**Objective**
How many lines in this data contain the string "Beladung"? Reply with the number only.

-- START Extracted entries --

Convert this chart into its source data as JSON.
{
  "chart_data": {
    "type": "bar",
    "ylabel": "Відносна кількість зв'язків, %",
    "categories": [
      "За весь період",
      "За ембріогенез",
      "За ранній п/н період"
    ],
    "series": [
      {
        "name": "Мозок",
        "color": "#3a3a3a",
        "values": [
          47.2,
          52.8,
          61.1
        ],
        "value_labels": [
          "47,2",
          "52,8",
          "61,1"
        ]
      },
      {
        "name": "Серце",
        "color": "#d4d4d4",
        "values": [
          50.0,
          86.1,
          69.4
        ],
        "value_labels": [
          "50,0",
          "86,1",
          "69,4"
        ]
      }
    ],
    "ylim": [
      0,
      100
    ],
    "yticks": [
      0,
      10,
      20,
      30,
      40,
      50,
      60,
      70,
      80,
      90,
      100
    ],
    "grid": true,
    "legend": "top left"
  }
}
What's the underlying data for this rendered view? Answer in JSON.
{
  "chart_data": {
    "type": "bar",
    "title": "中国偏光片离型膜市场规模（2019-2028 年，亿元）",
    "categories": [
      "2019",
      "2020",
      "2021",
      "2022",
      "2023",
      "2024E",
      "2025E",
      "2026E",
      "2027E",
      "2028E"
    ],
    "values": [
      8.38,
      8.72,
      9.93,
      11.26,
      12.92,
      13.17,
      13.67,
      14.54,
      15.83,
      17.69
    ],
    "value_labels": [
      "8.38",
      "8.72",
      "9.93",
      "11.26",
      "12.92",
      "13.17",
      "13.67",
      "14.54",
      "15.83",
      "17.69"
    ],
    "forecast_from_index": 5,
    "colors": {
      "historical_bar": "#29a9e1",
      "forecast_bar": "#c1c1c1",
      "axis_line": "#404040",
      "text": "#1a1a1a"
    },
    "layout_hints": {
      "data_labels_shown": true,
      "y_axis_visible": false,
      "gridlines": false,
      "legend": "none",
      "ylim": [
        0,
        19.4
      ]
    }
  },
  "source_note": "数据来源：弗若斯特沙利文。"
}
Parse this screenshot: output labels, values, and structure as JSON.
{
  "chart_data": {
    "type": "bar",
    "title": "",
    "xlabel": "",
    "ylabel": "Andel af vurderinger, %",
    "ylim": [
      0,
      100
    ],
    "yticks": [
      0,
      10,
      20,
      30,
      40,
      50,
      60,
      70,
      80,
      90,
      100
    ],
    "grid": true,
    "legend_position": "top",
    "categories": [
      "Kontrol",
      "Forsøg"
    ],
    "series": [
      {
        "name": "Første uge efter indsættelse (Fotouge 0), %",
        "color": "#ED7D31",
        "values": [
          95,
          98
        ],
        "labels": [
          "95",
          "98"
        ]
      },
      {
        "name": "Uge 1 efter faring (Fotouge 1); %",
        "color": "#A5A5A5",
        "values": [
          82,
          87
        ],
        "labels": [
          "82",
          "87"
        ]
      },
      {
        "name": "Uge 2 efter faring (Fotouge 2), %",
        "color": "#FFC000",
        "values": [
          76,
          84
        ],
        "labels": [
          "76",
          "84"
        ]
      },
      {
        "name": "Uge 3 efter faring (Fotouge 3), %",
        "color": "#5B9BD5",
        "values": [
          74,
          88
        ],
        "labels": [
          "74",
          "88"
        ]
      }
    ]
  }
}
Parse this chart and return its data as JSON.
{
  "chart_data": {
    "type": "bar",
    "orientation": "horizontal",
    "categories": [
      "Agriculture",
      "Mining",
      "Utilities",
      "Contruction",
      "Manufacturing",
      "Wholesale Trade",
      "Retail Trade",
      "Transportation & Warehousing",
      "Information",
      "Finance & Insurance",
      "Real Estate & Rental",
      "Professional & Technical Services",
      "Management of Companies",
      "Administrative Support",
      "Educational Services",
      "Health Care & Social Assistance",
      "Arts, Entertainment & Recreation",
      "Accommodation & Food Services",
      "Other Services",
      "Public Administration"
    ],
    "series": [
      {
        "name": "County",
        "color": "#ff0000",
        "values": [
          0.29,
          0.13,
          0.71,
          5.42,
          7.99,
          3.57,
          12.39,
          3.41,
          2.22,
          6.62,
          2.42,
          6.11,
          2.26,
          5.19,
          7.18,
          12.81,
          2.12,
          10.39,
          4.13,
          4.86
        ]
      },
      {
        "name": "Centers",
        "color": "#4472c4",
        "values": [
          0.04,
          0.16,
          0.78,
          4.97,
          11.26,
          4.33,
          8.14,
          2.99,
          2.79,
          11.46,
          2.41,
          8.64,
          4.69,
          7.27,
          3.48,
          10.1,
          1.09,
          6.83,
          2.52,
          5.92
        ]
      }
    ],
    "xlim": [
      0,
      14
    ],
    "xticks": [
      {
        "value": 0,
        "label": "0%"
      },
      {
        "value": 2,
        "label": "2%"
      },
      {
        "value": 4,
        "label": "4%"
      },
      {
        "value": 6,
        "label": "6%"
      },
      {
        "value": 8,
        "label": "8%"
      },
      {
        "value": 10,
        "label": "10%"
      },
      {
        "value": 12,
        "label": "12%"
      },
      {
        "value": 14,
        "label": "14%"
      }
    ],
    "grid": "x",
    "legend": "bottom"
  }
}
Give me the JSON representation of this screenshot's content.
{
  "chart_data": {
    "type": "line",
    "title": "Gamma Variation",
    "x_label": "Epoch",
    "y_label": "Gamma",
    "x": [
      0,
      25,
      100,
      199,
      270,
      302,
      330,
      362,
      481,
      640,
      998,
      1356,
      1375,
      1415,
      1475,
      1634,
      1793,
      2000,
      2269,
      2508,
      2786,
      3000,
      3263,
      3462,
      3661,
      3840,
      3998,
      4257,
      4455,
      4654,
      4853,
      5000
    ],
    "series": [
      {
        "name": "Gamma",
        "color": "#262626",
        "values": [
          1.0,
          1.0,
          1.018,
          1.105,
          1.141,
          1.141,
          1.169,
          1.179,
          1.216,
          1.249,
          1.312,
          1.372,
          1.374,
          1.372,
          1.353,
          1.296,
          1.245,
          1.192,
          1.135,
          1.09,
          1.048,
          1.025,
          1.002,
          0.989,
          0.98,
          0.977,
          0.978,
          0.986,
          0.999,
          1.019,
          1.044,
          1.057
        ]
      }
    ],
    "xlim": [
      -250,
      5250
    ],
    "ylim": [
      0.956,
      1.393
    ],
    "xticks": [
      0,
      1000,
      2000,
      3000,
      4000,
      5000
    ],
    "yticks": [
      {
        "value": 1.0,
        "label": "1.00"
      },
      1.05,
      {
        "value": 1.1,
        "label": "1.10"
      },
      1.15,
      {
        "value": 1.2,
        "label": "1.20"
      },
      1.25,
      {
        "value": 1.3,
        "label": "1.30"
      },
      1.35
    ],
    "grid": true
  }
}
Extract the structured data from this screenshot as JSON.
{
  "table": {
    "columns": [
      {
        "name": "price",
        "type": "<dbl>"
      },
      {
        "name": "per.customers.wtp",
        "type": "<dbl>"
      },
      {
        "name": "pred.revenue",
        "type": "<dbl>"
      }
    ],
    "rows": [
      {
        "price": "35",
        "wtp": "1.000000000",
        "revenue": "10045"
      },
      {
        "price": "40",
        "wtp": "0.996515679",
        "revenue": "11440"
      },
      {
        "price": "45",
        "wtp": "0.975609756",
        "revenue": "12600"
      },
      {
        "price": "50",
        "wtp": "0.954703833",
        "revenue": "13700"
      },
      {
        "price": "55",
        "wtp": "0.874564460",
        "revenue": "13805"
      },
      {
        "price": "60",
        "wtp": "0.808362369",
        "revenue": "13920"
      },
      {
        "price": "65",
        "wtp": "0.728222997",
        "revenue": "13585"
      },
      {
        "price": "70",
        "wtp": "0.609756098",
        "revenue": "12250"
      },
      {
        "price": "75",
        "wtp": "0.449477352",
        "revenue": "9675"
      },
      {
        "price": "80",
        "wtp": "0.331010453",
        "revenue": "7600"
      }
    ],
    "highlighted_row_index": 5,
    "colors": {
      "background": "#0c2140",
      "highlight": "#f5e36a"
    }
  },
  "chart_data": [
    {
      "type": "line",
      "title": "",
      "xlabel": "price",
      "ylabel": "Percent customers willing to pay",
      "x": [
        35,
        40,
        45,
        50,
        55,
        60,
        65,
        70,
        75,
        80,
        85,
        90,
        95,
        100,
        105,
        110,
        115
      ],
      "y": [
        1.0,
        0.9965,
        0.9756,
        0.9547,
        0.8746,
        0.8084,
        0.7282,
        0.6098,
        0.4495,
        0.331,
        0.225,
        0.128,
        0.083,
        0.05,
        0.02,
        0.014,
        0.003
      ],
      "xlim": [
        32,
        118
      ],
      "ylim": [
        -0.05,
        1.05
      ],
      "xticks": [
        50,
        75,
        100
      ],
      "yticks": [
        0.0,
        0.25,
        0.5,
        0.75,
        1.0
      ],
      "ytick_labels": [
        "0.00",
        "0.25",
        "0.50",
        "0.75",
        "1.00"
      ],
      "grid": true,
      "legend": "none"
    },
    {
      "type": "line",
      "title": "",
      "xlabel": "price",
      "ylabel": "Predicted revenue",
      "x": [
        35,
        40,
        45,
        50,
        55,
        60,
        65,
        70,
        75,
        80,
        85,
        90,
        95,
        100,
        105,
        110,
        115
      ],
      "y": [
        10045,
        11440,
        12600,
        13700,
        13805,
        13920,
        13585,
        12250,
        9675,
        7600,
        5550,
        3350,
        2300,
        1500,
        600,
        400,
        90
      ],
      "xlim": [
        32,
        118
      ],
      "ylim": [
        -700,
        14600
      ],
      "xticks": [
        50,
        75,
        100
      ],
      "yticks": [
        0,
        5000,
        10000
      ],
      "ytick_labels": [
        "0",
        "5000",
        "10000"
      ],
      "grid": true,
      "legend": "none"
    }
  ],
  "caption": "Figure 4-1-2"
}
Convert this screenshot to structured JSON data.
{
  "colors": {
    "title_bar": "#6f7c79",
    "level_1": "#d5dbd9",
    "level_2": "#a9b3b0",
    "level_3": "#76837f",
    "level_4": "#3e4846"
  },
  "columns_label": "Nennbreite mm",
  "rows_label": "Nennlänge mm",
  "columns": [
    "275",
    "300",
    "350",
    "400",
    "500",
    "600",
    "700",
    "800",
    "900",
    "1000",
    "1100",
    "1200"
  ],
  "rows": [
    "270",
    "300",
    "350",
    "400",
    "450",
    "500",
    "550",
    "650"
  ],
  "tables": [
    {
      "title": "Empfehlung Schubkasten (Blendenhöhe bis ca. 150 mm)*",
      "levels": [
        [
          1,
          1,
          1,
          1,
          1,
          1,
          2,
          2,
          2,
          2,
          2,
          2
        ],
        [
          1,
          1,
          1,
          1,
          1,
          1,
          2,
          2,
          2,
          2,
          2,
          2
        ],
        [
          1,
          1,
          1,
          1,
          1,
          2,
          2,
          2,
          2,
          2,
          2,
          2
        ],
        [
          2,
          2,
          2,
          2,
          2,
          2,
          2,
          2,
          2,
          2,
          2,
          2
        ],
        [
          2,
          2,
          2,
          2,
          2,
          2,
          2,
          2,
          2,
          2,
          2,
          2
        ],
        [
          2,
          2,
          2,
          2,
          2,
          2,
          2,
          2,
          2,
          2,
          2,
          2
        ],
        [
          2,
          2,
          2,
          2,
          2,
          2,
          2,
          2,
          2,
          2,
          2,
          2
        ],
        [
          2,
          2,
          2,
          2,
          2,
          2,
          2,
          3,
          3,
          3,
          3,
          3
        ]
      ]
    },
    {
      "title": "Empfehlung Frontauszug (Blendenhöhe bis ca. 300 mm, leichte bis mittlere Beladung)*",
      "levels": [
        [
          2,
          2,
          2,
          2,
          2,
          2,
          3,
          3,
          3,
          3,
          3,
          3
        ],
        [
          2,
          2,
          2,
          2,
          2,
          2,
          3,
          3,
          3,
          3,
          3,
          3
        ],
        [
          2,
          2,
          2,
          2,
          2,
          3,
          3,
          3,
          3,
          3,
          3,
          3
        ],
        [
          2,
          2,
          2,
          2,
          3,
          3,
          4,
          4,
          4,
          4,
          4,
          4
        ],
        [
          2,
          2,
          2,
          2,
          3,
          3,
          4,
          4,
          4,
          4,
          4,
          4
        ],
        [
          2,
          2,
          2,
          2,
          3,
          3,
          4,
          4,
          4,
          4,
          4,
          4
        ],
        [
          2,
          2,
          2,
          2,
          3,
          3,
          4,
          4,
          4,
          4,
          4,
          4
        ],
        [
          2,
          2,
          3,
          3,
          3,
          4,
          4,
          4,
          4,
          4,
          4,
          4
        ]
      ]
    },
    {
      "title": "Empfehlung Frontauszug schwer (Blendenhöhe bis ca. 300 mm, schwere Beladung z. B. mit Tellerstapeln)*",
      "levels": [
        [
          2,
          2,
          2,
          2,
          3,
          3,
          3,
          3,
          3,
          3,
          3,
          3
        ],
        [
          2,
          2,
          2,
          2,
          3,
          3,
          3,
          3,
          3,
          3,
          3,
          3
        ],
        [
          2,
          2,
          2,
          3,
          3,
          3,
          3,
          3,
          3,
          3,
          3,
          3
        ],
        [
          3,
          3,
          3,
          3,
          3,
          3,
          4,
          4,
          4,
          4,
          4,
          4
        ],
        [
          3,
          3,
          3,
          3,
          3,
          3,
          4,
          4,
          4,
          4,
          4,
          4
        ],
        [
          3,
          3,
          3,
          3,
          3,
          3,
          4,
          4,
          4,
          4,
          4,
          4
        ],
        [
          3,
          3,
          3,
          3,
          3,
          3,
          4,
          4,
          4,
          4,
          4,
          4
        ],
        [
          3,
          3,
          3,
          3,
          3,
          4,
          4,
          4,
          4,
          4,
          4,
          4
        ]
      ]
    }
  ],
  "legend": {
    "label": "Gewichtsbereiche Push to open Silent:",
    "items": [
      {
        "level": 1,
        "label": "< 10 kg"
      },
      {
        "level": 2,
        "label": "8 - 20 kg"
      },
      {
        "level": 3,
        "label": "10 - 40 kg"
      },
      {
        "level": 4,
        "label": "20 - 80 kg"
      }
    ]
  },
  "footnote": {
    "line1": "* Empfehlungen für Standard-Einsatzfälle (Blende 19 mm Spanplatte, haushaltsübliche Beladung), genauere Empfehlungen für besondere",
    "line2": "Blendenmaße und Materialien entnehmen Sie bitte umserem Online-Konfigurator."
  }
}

-- END Extracted entries --

**Output for this task**
3